_DATA FOR THE TASK_.
▬▬▬▬▬▬▬▬▬▬

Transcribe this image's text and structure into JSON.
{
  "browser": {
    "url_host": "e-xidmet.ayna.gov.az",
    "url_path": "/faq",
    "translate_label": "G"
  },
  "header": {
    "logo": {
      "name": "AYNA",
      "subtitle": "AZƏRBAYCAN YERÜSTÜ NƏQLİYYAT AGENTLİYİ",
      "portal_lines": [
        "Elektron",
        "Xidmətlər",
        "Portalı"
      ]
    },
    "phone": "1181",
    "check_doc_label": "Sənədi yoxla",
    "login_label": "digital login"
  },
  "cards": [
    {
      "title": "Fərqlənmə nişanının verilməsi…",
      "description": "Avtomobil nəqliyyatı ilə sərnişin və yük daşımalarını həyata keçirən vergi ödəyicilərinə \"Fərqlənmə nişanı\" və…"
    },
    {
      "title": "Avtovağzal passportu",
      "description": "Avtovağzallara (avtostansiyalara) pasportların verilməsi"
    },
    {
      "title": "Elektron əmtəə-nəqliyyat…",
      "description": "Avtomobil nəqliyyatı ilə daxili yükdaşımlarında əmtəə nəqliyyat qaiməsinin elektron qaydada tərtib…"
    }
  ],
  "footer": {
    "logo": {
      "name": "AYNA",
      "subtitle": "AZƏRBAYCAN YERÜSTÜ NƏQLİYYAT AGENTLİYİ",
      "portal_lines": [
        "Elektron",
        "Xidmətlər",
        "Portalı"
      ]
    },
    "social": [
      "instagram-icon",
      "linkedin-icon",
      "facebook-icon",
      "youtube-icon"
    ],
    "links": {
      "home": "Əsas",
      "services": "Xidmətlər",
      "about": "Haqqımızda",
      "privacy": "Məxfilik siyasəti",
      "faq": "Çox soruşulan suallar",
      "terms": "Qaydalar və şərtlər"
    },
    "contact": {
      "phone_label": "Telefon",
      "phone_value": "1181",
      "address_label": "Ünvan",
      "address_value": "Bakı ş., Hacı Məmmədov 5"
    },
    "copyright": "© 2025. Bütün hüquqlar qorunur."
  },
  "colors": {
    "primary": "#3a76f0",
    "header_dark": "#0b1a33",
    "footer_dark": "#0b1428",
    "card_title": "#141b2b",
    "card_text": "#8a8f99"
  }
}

▬▬▬▬▬▬▬▬▬▬

Your task is to return the full listing exactly as it was given.

Transcribe this image's text and structure into JSON.
{
  "browser": {
    "url_host": "e-xidmet.ayna.gov.az",
    "url_path": "/faq",
    "translate_label": "G"
  },
  "header": {
    "logo": {
      "name": "AYNA",
      "subtitle": "AZƏRBAYCAN YERÜSTÜ NƏQLİYYAT AGENTLİYİ",
      "portal_lines": [
        "Elektron",
        "Xidmətlər",
        "Portalı"
      ]
    },
    "phone": "1181",
    "check_doc_label": "Sənədi yoxla",
    "login_label": "digital login"
  },
  "cards": [
    {
      "title": "Fərqlənmə nişanının verilməsi…",
      "description": "Avtomobil nəqliyyatı ilə sərnişin və yük daşımalarını həyata keçirən vergi ödəyicilərinə \"Fərqlənmə nişanı\" və…"
    },
    {
      "title": "Avtovağzal passportu",
      "description": "Avtovağzallara (avtostansiyalara) pasportların verilməsi"
    },
    {
      "title": "Elektron əmtəə-nəqliyyat…",
      "description": "Avtomobil nəqliyyatı ilə daxili yükdaşımlarında əmtəə nəqliyyat qaiməsinin elektron qaydada tərtib…"
    }
  ],
  "footer": {
    "logo": {
      "name": "AYNA",
      "subtitle": "AZƏRBAYCAN YERÜSTÜ NƏQLİYYAT AGENTLİYİ",
      "portal_lines": [
        "Elektron",
        "Xidmətlər",
        "Portalı"
      ]
    },
    "social": [
      "instagram-icon",
      "linkedin-icon",
      "facebook-icon",
      "youtube-icon"
    ],
    "links": {
      "home": "Əsas",
      "services": "Xidmətlər",
      "about": "Haqqımızda",
      "privacy": "Məxfilik siyasəti",
      "faq": "Çox soruşulan suallar",
      "terms": "Qaydalar və şərtlər"
    },
    "contact": {
      "phone_label": "Telefon",
      "phone_value": "1181",
      "address_label": "Ünvan",
      "address_value": "Bakı ş., Hacı Məmmədov 5"
    },
    "copyright": "© 2025. Bütün hüquqlar qorunur."
  },
  "colors": {
    "primary": "#3a76f0",
    "header_dark": "#0b1a33",
    "footer_dark": "#0b1428",
    "card_title": "#141b2b",
    "card_text": "#8a8f99"
  }
}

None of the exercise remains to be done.